GIVEN ENTRIES:
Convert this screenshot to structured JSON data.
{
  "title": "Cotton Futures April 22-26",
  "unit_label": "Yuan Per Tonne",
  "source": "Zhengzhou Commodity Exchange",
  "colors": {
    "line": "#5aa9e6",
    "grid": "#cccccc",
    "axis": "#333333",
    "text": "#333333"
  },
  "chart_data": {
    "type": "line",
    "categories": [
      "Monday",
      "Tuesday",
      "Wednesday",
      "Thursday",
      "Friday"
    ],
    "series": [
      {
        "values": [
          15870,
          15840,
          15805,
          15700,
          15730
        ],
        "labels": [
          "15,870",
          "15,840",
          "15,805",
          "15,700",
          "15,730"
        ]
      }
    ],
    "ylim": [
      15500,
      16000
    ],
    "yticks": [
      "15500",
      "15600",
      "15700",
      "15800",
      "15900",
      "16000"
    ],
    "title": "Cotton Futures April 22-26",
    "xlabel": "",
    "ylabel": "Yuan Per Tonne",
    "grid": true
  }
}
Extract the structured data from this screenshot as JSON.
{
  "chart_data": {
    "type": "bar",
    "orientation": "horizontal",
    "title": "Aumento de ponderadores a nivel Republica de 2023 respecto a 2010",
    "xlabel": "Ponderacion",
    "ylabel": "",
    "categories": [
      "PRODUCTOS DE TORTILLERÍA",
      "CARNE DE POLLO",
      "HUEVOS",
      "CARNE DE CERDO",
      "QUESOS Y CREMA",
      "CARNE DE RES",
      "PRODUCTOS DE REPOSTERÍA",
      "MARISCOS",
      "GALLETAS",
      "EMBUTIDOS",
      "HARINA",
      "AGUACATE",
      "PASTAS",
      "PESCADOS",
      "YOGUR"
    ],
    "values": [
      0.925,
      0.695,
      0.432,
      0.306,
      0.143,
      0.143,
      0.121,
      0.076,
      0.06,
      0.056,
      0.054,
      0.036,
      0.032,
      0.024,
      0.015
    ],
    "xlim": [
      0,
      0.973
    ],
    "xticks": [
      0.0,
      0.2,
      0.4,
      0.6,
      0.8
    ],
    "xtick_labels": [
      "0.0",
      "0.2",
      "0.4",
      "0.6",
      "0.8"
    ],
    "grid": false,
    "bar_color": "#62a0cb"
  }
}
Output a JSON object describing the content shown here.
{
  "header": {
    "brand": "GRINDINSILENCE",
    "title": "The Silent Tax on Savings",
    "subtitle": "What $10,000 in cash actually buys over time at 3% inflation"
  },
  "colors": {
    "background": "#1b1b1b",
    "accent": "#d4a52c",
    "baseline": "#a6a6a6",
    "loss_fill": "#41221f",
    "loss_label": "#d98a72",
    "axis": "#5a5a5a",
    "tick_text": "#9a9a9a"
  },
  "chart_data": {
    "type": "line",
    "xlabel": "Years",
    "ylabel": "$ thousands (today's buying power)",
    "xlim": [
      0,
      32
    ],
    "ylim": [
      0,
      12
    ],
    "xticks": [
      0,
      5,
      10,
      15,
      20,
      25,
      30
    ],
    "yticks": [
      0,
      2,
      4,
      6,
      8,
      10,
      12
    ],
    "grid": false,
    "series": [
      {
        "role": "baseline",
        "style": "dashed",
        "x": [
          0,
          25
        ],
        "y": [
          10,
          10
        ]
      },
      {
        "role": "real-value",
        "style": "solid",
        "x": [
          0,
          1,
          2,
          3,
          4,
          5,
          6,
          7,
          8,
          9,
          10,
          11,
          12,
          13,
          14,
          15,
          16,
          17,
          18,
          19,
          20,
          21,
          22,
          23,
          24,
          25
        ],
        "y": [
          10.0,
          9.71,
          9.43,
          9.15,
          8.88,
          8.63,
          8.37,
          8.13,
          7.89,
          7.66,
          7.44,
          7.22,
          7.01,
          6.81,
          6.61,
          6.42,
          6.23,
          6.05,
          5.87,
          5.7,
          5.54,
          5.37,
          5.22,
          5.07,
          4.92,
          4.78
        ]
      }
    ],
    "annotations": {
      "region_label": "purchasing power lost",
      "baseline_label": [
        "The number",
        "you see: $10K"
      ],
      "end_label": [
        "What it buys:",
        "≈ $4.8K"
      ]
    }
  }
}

TASK PROMPT: Identify and copy all lines with the word "CARNE".

RESULT FOR THIS TASK:
      "CARNE DE POLLO",
      "CARNE DE CERDO",
      "CARNE DE RES",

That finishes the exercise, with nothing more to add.